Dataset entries
::::::
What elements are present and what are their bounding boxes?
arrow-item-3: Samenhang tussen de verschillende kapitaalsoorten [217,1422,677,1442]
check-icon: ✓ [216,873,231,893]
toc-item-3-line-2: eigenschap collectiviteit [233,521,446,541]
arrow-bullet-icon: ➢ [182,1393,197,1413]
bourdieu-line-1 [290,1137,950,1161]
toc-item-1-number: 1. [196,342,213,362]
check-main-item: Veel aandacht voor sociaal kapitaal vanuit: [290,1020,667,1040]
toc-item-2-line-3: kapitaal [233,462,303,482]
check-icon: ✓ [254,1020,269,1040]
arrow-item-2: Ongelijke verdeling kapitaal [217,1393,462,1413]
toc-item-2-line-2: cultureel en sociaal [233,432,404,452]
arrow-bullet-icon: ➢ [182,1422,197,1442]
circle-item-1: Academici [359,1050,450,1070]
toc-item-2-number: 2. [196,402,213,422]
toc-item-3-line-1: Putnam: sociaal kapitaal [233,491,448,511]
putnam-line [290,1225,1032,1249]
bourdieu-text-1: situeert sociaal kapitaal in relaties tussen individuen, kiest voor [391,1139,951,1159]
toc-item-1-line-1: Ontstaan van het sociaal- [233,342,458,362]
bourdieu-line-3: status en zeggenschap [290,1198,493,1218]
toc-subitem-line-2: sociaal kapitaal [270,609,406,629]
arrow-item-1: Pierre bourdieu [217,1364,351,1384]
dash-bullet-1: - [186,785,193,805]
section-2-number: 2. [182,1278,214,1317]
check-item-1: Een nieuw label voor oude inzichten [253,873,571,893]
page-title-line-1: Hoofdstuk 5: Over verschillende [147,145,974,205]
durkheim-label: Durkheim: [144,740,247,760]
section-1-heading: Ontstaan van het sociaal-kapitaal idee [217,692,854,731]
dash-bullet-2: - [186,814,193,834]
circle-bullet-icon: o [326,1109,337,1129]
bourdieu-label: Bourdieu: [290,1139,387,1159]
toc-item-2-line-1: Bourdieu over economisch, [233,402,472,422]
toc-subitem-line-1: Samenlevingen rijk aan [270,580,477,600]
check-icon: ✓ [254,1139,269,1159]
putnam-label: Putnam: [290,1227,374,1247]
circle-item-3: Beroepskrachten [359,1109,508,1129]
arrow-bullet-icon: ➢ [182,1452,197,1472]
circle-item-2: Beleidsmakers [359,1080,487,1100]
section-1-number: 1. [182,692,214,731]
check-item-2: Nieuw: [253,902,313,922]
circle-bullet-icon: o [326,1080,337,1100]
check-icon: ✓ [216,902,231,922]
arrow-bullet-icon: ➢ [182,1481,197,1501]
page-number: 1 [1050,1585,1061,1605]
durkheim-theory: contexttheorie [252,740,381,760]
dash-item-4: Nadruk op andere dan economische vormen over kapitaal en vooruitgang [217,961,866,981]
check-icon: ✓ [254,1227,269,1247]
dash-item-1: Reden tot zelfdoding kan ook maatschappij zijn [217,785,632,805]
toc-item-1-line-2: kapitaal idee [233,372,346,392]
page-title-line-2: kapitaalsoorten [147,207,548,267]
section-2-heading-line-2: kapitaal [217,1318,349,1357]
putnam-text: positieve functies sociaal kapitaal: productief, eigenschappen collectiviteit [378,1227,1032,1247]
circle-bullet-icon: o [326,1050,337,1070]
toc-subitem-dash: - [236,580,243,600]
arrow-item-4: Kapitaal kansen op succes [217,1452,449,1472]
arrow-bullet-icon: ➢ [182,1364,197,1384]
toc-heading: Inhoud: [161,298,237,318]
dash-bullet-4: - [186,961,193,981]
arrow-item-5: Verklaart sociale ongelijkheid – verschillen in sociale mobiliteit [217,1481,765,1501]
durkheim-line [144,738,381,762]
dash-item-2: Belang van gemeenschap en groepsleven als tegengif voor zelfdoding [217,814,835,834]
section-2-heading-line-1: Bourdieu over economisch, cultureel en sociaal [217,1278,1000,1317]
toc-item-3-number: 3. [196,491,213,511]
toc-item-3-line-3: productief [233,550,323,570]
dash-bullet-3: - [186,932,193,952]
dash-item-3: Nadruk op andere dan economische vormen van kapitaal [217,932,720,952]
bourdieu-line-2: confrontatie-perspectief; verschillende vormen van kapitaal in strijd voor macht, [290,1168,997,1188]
::::::
Extract every line in the entries above that contains the string "collectiviteit".

Task response:
toc-item-3-line-2: eigenschap collectiviteit [233,521,446,541]
putnam-text: positieve functies sociaal kapitaal: productief, eigenschappen collectiviteit [378,1227,1032,1247]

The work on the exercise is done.